** Start of GIVEN INFORMATION **

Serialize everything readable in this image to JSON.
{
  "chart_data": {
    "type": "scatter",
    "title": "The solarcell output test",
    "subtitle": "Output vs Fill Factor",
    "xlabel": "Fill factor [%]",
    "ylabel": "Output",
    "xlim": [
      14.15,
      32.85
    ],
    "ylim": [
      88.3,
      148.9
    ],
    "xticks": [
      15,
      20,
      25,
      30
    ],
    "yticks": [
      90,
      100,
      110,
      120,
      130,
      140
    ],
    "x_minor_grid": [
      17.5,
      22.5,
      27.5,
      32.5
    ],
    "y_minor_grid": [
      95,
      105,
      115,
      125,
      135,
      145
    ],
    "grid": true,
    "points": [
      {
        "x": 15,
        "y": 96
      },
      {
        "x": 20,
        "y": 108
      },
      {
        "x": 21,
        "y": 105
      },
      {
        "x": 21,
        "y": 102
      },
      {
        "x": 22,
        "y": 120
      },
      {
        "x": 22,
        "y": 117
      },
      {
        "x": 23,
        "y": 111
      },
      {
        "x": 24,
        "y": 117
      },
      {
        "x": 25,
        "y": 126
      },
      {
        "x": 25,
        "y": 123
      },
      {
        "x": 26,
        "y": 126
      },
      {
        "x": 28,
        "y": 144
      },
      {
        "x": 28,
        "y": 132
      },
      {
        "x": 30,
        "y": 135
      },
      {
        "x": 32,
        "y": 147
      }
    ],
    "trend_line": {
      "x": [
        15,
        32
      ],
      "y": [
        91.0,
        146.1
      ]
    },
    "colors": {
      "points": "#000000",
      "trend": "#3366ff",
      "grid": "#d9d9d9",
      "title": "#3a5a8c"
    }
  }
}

** End of GIVEN INFORMATION **

#### [AIM OF THE TASK]
Read through the entries and copy every line that includes "Fill".

#### [ANSWER TO THIS EXERCISE]
    "subtitle": "Output vs Fill Factor",
    "xlabel": "Fill factor [%]",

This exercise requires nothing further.